— Begin Source records —

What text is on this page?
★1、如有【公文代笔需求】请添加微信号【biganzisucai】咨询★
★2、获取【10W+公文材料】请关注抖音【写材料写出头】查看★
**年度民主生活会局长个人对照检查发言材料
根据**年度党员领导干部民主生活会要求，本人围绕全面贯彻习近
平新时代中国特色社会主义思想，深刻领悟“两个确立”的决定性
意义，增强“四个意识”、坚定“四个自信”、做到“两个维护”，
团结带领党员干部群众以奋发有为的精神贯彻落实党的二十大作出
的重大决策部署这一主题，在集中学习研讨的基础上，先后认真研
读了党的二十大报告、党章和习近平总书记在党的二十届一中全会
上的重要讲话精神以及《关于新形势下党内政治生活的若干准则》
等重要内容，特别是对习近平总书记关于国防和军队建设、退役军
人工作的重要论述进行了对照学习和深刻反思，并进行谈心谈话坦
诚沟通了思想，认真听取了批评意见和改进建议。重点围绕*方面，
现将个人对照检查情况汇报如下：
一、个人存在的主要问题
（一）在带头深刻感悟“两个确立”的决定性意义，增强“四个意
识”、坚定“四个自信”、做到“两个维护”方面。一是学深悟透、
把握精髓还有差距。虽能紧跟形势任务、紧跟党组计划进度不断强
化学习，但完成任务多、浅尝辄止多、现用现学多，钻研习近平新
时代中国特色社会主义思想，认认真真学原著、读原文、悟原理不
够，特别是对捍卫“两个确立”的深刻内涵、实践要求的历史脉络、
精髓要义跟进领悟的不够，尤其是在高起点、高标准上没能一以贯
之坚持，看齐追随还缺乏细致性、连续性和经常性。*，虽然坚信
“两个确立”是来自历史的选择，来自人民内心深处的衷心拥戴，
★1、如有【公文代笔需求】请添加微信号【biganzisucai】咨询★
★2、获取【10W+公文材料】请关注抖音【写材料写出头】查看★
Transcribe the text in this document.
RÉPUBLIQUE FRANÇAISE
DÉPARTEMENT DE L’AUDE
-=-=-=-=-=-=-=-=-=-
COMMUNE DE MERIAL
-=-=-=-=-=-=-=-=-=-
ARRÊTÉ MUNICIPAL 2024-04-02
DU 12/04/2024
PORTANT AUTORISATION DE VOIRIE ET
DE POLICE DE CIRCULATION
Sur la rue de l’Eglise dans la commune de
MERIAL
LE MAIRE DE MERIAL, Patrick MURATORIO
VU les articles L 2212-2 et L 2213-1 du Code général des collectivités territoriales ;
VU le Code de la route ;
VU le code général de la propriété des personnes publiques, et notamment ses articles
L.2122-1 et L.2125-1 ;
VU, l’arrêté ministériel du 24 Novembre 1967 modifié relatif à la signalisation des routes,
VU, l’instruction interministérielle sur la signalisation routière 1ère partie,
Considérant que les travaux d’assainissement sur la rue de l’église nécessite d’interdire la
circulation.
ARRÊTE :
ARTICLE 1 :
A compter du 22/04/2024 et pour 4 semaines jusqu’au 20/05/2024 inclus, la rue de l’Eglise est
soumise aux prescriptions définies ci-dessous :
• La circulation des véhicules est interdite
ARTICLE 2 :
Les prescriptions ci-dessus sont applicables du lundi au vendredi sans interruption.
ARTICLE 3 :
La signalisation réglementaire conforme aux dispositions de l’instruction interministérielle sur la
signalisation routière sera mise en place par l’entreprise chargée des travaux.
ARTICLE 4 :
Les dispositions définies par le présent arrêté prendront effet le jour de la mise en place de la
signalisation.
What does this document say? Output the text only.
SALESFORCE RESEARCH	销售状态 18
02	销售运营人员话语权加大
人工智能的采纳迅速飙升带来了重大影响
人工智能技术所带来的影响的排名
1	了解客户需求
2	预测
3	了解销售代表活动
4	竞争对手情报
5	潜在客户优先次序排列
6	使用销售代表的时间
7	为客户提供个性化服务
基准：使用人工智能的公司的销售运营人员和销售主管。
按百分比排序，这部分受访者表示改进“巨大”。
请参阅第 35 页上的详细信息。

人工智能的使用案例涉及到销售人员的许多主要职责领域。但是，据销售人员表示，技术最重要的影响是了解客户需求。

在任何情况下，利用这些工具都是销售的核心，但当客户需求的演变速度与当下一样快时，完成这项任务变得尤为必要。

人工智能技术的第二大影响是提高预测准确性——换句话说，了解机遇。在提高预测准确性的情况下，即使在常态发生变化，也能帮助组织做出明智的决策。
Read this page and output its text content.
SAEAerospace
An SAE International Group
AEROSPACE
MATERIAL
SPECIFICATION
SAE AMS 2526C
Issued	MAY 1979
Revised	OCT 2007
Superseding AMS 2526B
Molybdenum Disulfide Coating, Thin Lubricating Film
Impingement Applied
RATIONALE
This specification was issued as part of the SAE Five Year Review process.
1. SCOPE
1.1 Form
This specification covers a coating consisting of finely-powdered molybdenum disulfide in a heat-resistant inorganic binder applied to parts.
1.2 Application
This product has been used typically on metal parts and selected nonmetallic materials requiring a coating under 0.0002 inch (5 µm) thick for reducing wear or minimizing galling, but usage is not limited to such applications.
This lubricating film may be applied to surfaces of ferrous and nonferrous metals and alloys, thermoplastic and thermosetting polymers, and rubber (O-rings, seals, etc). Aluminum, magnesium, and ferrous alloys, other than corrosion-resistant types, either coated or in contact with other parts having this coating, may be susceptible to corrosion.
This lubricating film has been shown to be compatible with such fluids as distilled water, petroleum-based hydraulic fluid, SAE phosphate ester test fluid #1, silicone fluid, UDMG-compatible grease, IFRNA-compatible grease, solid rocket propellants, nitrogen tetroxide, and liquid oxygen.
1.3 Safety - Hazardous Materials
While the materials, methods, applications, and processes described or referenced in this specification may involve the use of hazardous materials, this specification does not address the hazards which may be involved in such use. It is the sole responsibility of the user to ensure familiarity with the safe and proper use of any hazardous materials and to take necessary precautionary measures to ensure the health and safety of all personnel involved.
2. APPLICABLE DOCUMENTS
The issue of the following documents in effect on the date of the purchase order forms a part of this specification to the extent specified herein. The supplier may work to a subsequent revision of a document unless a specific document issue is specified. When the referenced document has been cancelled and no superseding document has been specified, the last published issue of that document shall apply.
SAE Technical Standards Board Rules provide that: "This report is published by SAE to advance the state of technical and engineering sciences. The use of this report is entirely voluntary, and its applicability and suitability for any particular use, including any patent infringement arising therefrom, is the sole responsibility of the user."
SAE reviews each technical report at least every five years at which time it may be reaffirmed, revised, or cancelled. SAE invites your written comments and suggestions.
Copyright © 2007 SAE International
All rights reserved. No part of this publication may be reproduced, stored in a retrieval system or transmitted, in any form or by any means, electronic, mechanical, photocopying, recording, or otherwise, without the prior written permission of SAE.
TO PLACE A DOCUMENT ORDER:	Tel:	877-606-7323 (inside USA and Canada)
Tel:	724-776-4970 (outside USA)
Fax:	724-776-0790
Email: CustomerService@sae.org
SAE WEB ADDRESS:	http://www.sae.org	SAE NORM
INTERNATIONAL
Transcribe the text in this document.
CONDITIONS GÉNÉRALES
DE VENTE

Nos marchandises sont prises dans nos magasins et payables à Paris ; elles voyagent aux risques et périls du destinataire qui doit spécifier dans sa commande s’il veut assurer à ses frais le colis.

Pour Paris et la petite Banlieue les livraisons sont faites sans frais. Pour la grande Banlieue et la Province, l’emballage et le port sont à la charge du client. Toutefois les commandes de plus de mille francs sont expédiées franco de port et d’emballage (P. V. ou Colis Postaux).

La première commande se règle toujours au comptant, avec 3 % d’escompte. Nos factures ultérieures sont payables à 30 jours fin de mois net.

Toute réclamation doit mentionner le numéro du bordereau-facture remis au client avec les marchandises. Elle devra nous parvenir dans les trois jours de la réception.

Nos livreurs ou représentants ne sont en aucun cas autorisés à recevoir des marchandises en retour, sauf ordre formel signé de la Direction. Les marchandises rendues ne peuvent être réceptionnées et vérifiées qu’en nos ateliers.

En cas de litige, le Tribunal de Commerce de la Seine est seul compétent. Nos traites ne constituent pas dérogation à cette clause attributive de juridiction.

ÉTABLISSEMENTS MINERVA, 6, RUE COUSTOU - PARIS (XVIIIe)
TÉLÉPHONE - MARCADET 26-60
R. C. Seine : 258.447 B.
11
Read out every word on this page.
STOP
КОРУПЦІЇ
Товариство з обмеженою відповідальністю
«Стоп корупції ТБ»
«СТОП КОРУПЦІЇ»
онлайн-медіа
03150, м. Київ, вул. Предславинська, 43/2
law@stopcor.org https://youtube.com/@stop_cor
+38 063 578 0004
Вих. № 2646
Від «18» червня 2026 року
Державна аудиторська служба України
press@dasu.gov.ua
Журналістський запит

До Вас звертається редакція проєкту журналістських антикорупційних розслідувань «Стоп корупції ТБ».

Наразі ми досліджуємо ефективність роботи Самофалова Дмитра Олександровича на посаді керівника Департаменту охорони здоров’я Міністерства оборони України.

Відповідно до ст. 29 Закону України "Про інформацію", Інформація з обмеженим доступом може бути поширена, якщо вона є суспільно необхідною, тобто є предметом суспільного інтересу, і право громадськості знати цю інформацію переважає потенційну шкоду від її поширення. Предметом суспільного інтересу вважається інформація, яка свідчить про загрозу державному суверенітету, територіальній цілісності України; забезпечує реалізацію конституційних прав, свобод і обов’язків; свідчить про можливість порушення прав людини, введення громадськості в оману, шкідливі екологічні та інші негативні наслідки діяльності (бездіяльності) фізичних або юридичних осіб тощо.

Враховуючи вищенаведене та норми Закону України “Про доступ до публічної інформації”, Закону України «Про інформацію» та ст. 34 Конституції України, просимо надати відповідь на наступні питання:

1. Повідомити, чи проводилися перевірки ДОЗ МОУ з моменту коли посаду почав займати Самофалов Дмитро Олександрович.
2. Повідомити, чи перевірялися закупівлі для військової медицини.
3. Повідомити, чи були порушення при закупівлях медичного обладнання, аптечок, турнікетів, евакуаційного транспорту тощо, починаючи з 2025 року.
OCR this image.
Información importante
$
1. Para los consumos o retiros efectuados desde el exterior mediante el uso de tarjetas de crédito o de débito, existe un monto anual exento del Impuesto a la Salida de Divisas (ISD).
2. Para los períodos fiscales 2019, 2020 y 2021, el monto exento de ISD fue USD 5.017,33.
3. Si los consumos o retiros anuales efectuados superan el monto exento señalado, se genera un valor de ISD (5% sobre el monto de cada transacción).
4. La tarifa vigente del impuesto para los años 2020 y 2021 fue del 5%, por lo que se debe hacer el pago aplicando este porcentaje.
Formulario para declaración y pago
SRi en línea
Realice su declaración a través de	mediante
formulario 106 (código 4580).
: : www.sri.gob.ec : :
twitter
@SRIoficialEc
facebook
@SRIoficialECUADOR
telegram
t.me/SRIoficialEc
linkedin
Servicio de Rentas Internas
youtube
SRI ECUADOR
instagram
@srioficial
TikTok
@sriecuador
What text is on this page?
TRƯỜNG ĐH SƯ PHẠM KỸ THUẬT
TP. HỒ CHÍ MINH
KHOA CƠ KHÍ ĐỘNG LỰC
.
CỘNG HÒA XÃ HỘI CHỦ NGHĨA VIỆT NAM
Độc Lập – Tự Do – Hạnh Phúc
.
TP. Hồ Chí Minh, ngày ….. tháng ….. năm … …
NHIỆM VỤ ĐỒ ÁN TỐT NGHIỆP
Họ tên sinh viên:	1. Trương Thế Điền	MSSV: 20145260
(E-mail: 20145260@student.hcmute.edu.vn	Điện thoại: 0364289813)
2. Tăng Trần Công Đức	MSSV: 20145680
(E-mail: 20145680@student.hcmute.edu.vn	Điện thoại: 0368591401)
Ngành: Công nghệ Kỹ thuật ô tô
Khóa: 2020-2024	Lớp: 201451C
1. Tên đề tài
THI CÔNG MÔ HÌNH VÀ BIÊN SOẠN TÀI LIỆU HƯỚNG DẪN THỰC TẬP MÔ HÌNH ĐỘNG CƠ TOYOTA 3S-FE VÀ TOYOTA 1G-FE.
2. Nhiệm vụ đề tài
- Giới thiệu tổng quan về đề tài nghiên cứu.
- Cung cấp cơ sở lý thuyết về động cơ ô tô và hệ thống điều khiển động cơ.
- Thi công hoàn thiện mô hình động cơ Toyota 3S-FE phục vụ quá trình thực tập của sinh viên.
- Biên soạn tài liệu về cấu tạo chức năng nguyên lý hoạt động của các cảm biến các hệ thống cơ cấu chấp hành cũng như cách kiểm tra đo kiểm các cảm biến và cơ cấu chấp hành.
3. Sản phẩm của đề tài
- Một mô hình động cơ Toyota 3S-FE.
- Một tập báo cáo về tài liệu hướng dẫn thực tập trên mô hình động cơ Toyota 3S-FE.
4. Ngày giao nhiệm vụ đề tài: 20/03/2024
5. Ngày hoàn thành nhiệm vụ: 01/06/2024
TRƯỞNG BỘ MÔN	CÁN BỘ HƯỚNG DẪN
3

— End Source records —

→ **Task description**: From the data above, pick out each line containing "thống" and copy it.

→ **Written response**:
- Cung cấp cơ sở lý thuyết về động cơ ô tô và hệ thống điều khiển động cơ.
- Biên soạn tài liệu về cấu tạo chức năng nguyên lý hoạt động của các cảm biến các hệ thống cơ cấu chấp hành cũng như cách kiểm tra đo kiểm các cảm biến và cơ cấu chấp hành.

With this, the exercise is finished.